(Data records)
·····
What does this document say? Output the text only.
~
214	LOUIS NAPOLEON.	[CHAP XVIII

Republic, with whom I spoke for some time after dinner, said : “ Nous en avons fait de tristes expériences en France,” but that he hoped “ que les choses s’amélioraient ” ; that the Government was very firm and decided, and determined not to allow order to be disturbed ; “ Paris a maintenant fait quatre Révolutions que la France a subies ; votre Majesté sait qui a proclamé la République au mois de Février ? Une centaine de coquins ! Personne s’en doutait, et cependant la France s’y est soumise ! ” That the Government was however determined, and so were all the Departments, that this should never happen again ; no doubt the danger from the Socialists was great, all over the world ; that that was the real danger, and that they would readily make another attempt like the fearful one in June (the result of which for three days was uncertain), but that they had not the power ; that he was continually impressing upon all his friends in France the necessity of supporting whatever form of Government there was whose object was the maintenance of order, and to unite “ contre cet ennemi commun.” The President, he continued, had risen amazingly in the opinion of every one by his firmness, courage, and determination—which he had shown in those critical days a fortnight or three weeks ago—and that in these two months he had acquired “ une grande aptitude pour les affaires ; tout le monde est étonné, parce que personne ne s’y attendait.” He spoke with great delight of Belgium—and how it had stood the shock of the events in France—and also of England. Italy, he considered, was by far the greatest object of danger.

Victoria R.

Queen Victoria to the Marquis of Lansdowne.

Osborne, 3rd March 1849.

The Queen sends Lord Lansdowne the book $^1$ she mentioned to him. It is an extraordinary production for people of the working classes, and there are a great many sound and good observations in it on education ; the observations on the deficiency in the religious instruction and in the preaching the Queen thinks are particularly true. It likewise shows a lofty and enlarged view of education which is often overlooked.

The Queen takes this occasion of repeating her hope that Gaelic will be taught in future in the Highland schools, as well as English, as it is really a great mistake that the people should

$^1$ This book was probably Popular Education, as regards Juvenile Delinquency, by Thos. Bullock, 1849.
·····
Read through the lines above and collect those that contain the string "Victoria".

Victoria R.
Queen Victoria to the Marquis of Lansdowne.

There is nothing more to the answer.